** AIM OF THE EXERCISE **
Show only lines that include "color".

Records from a collection of figures
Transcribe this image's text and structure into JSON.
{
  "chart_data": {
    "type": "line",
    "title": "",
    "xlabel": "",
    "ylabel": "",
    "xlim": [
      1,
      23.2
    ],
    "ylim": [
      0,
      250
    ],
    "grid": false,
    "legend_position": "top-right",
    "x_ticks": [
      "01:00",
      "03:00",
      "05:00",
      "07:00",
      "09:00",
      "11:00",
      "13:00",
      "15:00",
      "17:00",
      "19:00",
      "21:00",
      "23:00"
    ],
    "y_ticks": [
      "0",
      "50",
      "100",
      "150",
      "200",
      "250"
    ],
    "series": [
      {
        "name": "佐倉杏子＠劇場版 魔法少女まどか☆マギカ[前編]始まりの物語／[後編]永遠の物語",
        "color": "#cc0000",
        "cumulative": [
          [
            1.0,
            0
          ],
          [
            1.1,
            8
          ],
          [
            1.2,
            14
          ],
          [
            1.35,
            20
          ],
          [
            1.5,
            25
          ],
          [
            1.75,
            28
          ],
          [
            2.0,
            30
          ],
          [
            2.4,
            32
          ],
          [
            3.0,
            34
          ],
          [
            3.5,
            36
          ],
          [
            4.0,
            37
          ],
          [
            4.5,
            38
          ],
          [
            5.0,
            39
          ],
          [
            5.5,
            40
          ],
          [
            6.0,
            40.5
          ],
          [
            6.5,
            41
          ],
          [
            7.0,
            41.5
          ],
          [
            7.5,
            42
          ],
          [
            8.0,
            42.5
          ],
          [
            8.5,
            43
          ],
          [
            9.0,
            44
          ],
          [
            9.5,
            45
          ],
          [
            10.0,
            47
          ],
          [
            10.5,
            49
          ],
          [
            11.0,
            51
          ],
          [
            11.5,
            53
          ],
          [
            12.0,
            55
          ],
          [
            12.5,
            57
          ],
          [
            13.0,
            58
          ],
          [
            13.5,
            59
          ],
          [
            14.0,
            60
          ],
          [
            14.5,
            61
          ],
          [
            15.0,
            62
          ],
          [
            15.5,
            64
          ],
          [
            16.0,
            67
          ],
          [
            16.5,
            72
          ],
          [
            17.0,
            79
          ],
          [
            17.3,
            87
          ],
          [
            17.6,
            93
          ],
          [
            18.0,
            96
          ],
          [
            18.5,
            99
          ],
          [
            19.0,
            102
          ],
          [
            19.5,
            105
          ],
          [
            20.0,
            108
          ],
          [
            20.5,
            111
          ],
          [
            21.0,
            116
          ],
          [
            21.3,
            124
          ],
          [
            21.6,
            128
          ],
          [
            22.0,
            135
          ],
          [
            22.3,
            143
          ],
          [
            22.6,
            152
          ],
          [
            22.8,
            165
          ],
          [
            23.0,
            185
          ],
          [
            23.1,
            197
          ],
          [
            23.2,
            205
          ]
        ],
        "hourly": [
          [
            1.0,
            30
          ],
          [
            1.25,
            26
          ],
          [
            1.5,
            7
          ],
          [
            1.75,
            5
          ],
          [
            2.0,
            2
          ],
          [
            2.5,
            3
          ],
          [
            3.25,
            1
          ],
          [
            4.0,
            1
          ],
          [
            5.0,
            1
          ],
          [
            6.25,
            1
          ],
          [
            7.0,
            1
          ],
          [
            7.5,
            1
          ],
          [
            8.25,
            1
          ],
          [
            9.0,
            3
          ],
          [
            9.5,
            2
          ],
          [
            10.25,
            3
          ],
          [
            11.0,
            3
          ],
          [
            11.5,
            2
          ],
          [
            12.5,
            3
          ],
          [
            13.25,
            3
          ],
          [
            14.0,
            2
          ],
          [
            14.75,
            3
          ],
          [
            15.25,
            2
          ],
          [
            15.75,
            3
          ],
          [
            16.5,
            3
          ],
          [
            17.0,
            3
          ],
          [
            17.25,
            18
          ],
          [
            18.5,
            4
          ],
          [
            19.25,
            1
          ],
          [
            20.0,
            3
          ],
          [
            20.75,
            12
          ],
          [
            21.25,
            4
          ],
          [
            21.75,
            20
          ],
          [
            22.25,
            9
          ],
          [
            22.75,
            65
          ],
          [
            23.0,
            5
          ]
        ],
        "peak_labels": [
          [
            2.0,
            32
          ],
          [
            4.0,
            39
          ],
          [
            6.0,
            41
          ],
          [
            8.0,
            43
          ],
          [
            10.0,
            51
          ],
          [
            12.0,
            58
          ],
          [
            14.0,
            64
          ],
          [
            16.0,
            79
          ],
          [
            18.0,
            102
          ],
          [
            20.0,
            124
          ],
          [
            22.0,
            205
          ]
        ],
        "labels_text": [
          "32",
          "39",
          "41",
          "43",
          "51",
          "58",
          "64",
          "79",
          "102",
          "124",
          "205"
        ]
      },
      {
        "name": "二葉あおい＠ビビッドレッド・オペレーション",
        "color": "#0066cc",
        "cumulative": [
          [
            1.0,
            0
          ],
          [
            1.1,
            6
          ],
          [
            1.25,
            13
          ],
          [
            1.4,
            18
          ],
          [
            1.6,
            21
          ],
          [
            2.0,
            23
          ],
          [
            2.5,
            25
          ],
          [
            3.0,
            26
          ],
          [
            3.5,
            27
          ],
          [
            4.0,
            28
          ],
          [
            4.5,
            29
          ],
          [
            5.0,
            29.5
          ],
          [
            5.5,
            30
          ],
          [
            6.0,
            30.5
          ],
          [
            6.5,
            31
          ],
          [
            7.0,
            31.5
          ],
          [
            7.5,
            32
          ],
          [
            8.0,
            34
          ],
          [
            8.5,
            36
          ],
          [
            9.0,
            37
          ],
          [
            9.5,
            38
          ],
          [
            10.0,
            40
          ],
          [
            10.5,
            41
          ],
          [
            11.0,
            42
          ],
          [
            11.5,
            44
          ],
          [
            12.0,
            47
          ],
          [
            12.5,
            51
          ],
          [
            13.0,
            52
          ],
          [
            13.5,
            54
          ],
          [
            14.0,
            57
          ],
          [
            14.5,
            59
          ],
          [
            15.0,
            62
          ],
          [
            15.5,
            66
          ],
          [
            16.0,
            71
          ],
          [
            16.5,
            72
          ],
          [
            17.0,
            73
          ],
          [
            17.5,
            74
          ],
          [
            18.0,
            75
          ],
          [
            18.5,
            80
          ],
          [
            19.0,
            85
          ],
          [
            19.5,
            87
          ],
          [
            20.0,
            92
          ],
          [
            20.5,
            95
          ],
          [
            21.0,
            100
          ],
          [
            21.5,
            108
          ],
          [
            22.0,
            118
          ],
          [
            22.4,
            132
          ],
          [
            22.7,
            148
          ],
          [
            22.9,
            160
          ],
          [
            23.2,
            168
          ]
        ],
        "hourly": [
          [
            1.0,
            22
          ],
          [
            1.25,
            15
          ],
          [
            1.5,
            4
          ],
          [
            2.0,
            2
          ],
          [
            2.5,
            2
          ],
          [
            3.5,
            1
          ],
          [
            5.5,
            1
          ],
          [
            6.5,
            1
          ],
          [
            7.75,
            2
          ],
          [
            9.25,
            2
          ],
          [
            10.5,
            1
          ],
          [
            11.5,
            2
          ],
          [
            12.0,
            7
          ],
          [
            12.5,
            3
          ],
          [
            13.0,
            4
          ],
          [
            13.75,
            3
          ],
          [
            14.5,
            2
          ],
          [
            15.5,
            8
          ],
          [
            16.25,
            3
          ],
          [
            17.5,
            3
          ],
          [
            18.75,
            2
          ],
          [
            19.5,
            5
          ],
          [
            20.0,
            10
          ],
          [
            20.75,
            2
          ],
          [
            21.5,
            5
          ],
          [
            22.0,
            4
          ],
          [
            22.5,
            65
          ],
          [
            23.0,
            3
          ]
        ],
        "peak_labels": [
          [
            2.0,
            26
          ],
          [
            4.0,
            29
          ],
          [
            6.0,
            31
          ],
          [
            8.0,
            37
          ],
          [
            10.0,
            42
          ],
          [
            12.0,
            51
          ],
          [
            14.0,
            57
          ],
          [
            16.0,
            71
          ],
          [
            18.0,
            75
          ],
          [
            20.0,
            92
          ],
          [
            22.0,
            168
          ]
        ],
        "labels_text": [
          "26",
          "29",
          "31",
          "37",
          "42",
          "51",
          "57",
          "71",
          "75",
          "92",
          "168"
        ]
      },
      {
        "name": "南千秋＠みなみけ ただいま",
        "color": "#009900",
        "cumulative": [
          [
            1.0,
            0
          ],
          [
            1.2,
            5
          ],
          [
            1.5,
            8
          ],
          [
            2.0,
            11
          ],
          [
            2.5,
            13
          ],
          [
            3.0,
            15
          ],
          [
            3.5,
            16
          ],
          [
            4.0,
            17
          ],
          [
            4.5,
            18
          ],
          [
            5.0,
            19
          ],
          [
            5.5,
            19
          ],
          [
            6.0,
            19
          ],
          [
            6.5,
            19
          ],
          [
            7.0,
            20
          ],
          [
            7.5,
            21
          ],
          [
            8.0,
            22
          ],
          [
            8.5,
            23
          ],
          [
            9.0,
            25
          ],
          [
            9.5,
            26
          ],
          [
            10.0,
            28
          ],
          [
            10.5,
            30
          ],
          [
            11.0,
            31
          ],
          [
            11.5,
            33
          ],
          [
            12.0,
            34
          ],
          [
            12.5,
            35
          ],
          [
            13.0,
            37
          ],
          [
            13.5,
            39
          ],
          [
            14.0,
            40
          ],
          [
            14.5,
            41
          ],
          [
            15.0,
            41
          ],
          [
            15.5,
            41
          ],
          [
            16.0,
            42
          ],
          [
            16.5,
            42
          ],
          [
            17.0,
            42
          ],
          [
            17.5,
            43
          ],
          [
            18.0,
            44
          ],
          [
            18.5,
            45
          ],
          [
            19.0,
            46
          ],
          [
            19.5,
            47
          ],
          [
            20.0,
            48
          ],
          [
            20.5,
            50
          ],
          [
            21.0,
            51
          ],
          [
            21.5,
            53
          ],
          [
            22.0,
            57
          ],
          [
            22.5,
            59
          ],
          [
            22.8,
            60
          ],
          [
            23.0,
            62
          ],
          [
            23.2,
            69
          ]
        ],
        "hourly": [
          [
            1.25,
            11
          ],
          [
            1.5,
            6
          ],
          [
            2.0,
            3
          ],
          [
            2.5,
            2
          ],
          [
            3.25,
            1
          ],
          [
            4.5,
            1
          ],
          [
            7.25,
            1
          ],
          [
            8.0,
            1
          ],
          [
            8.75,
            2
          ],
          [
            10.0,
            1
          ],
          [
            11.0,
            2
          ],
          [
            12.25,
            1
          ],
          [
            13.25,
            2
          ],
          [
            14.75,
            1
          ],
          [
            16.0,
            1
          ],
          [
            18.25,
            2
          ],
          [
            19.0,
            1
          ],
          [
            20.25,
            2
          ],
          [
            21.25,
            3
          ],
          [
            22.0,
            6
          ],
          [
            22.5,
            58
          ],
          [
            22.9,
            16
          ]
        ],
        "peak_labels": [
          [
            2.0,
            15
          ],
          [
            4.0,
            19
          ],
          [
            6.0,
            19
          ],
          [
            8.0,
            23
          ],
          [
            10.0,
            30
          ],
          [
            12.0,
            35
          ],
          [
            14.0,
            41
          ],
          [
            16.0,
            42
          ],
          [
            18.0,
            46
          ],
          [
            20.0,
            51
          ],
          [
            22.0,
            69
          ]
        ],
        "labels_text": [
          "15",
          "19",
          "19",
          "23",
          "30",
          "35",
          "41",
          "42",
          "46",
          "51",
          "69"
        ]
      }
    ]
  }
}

** EXERCISE OUTPUT **
        "color": "#cc0000",
        "color": "#0066cc",
        "color": "#009900",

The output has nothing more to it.